__Required work__
Omit all pictures. Copy the rest of the material exactly.

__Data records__
● ● ● ● ●
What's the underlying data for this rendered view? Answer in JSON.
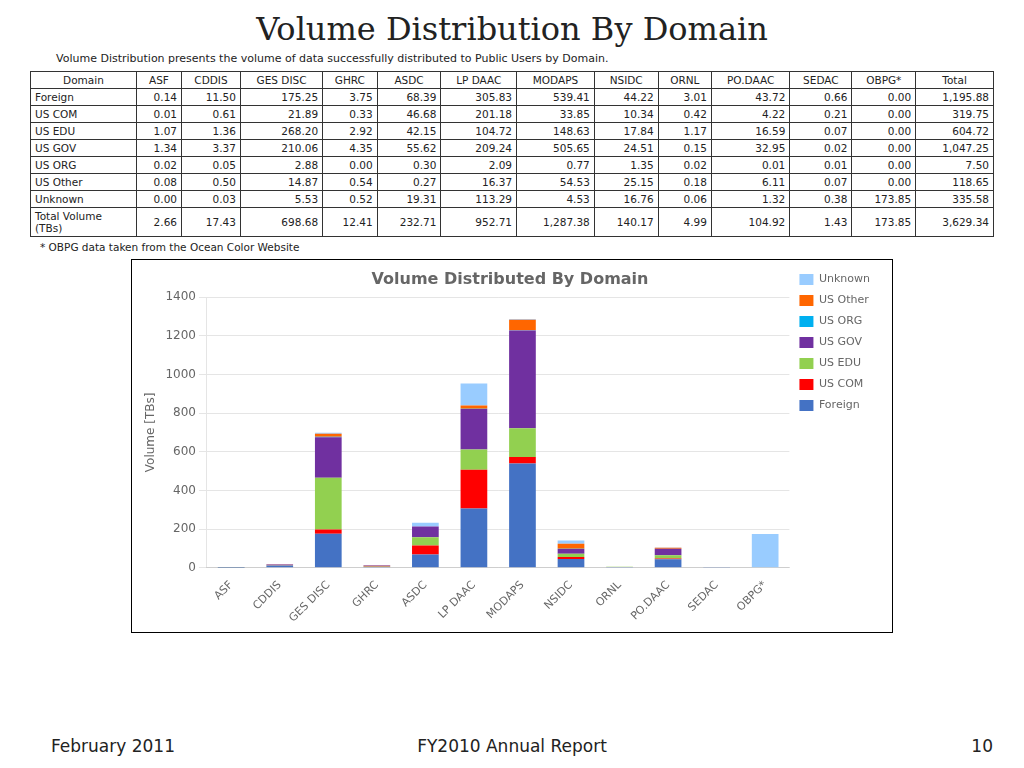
{
  "title": "Volume Distribution By Domain",
  "subtitle": "Volume Distribution presents the volume of data successfully distributed to Public Users by Domain.",
  "table": {
    "columns": [
      "Domain",
      "ASF",
      "CDDIS",
      "GES DISC",
      "GHRC",
      "ASDC",
      "LP DAAC",
      "MODAPS",
      "NSIDC",
      "ORNL",
      "PO.DAAC",
      "SEDAC",
      "OBPG*",
      "Total"
    ],
    "rows": [
      [
        "Foreign",
        "0.14",
        "11.50",
        "175.25",
        "3.75",
        "68.39",
        "305.83",
        "539.41",
        "44.22",
        "3.01",
        "43.72",
        "0.66",
        "0.00",
        "1,195.88"
      ],
      [
        "US COM",
        "0.01",
        "0.61",
        "21.89",
        "0.33",
        "46.68",
        "201.18",
        "33.85",
        "10.34",
        "0.42",
        "4.22",
        "0.21",
        "0.00",
        "319.75"
      ],
      [
        "US EDU",
        "1.07",
        "1.36",
        "268.20",
        "2.92",
        "42.15",
        "104.72",
        "148.63",
        "17.84",
        "1.17",
        "16.59",
        "0.07",
        "0.00",
        "604.72"
      ],
      [
        "US GOV",
        "1.34",
        "3.37",
        "210.06",
        "4.35",
        "55.62",
        "209.24",
        "505.65",
        "24.51",
        "0.15",
        "32.95",
        "0.02",
        "0.00",
        "1,047.25"
      ],
      [
        "US ORG",
        "0.02",
        "0.05",
        "2.88",
        "0.00",
        "0.30",
        "2.09",
        "0.77",
        "1.35",
        "0.02",
        "0.01",
        "0.01",
        "0.00",
        "7.50"
      ],
      [
        "US Other",
        "0.08",
        "0.50",
        "14.87",
        "0.54",
        "0.27",
        "16.37",
        "54.53",
        "25.15",
        "0.18",
        "6.11",
        "0.07",
        "0.00",
        "118.65"
      ],
      [
        "Unknown",
        "0.00",
        "0.03",
        "5.53",
        "0.52",
        "19.31",
        "113.29",
        "4.53",
        "16.76",
        "0.06",
        "1.32",
        "0.38",
        "173.85",
        "335.58"
      ],
      [
        "Total Volume\n(TBs)",
        "2.66",
        "17.43",
        "698.68",
        "12.41",
        "232.71",
        "952.71",
        "1,287.38",
        "140.17",
        "4.99",
        "104.92",
        "1.43",
        "173.85",
        "3,629.34"
      ]
    ]
  },
  "note": "* OBPG data taken from the Ocean Color Website",
  "footer": [
    "February 2011",
    "FY2010 Annual Report",
    "10"
  ],
  "chart_data": {
    "type": "bar",
    "title": "Volume Distributed By Domain",
    "ylabel": "Volume [TBs]",
    "categories": [
      "ASF",
      "CDDIS",
      "GES DISC",
      "GHRC",
      "ASDC",
      "LP DAAC",
      "MODAPS",
      "NSIDC",
      "ORNL",
      "PO.DAAC",
      "SEDAC",
      "OBPG*"
    ],
    "series": [
      {
        "name": "Foreign",
        "color": "#4472C4",
        "values": [
          0.14,
          11.5,
          175.25,
          3.75,
          68.39,
          305.83,
          539.41,
          44.22,
          3.01,
          43.72,
          0.66,
          0.0
        ]
      },
      {
        "name": "US COM",
        "color": "#FF0000",
        "values": [
          0.01,
          0.61,
          21.89,
          0.33,
          46.68,
          201.18,
          33.85,
          10.34,
          0.42,
          4.22,
          0.21,
          0.0
        ]
      },
      {
        "name": "US EDU",
        "color": "#92D050",
        "values": [
          1.07,
          1.36,
          268.2,
          2.92,
          42.15,
          104.72,
          148.63,
          17.84,
          1.17,
          16.59,
          0.07,
          0.0
        ]
      },
      {
        "name": "US GOV",
        "color": "#7030A0",
        "values": [
          1.34,
          3.37,
          210.06,
          4.35,
          55.62,
          209.24,
          505.65,
          24.51,
          0.15,
          32.95,
          0.02,
          0.0
        ]
      },
      {
        "name": "US ORG",
        "color": "#00B0F0",
        "values": [
          0.02,
          0.05,
          2.88,
          0.0,
          0.3,
          2.09,
          0.77,
          1.35,
          0.02,
          0.01,
          0.01,
          0.0
        ]
      },
      {
        "name": "US Other",
        "color": "#FF6600",
        "values": [
          0.08,
          0.5,
          14.87,
          0.54,
          0.27,
          16.37,
          54.53,
          25.15,
          0.18,
          6.11,
          0.07,
          0.0
        ]
      },
      {
        "name": "Unknown",
        "color": "#99CCFF",
        "values": [
          0.0,
          0.03,
          5.53,
          0.52,
          19.31,
          113.29,
          4.53,
          16.76,
          0.06,
          1.32,
          0.38,
          173.85
        ]
      }
    ],
    "stacked": true,
    "ylim": [
      0,
      1400
    ],
    "yticks": [
      0,
      200,
      400,
      600,
      800,
      1000,
      1200,
      1400
    ],
    "grid": true,
    "legend": "upper right"
  }
}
● ● ● ● ●
__Correct output__
What's the underlying data for this rendered view? Answer in JSON.
{
  "title": "Volume Distribution By Domain",
  "subtitle": "Volume Distribution presents the volume of data successfully distributed to Public Users by Domain.",
  "table": {
    "columns": [
      "Domain",
      "ASF",
      "CDDIS",
      "GES DISC",
      "GHRC",
      "ASDC",
      "LP DAAC",
      "MODAPS",
      "NSIDC",
      "ORNL",
      "PO.DAAC",
      "SEDAC",
      "OBPG*",
      "Total"
    ],
    "rows": [
      [
        "Foreign",
        "0.14",
        "11.50",
        "175.25",
        "3.75",
        "68.39",
        "305.83",
        "539.41",
        "44.22",
        "3.01",
        "43.72",
        "0.66",
        "0.00",
        "1,195.88"
      ],
      [
        "US COM",
        "0.01",
        "0.61",
        "21.89",
        "0.33",
        "46.68",
        "201.18",
        "33.85",
        "10.34",
        "0.42",
        "4.22",
        "0.21",
        "0.00",
        "319.75"
      ],
      [
        "US EDU",
        "1.07",
        "1.36",
        "268.20",
        "2.92",
        "42.15",
        "104.72",
        "148.63",
        "17.84",
        "1.17",
        "16.59",
        "0.07",
        "0.00",
        "604.72"
      ],
      [
        "US GOV",
        "1.34",
        "3.37",
        "210.06",
        "4.35",
        "55.62",
        "209.24",
        "505.65",
        "24.51",
        "0.15",
        "32.95",
        "0.02",
        "0.00",
        "1,047.25"
      ],
      [
        "US ORG",
        "0.02",
        "0.05",
        "2.88",
        "0.00",
        "0.30",
        "2.09",
        "0.77",
        "1.35",
        "0.02",
        "0.01",
        "0.01",
        "0.00",
        "7.50"
      ],
      [
        "US Other",
        "0.08",
        "0.50",
        "14.87",
        "0.54",
        "0.27",
        "16.37",
        "54.53",
        "25.15",
        "0.18",
        "6.11",
        "0.07",
        "0.00",
        "118.65"
      ],
      [
        "Unknown",
        "0.00",
        "0.03",
        "5.53",
        "0.52",
        "19.31",
        "113.29",
        "4.53",
        "16.76",
        "0.06",
        "1.32",
        "0.38",
        "173.85",
        "335.58"
      ],
      [
        "Total Volume\n(TBs)",
        "2.66",
        "17.43",
        "698.68",
        "12.41",
        "232.71",
        "952.71",
        "1,287.38",
        "140.17",
        "4.99",
        "104.92",
        "1.43",
        "173.85",
        "3,629.34"
      ]
    ]
  },
  "note": "* OBPG data taken from the Ocean Color Website",
  "footer": [
    "February 2011",
    "FY2010 Annual Report",
    "10"
  ],
  "chart_data": {
    "type": "bar",
    "title": "Volume Distributed By Domain",
    "ylabel": "Volume [TBs]",
    "categories": [
      "ASF",
      "CDDIS",
      "GES DISC",
      "GHRC",
      "ASDC",
      "LP DAAC",
      "MODAPS",
      "NSIDC",
      "ORNL",
      "PO.DAAC",
      "SEDAC",
      "OBPG*"
    ],
    "series": [
      {
        "name": "Foreign",
        "color": "#4472C4",
        "values": [
          0.14,
          11.5,
          175.25,
          3.75,
          68.39,
          305.83,
          539.41,
          44.22,
          3.01,
          43.72,
          0.66,
          0.0
        ]
      },
      {
        "name": "US COM",
        "color": "#FF0000",
        "values": [
          0.01,
          0.61,
          21.89,
          0.33,
          46.68,
          201.18,
          33.85,
          10.34,
          0.42,
          4.22,
          0.21,
          0.0
        ]
      },
      {
        "name": "US EDU",
        "color": "#92D050",
        "values": [
          1.07,
          1.36,
          268.2,
          2.92,
          42.15,
          104.72,
          148.63,
          17.84,
          1.17,
          16.59,
          0.07,
          0.0
        ]
      },
      {
        "name": "US GOV",
        "color": "#7030A0",
        "values": [
          1.34,
          3.37,
          210.06,
          4.35,
          55.62,
          209.24,
          505.65,
          24.51,
          0.15,
          32.95,
          0.02,
          0.0
        ]
      },
      {
        "name": "US ORG",
        "color": "#00B0F0",
        "values": [
          0.02,
          0.05,
          2.88,
          0.0,
          0.3,
          2.09,
          0.77,
          1.35,
          0.02,
          0.01,
          0.01,
          0.0
        ]
      },
      {
        "name": "US Other",
        "color": "#FF6600",
        "values": [
          0.08,
          0.5,
          14.87,
          0.54,
          0.27,
          16.37,
          54.53,
          25.15,
          0.18,
          6.11,
          0.07,
          0.0
        ]
      },
      {
        "name": "Unknown",
        "color": "#99CCFF",
        "values": [
          0.0,
          0.03,
          5.53,
          0.52,
          19.31,
          113.29,
          4.53,
          16.76,
          0.06,
          1.32,
          0.38,
          173.85
        ]
      }
    ],
    "stacked": true,
    "ylim": [
      0,
      1400
    ],
    "yticks": [
      0,
      200,
      400,
      600,
      800,
      1000,
      1200,
      1400
    ],
    "grid": true,
    "legend": "upper right"
  }
}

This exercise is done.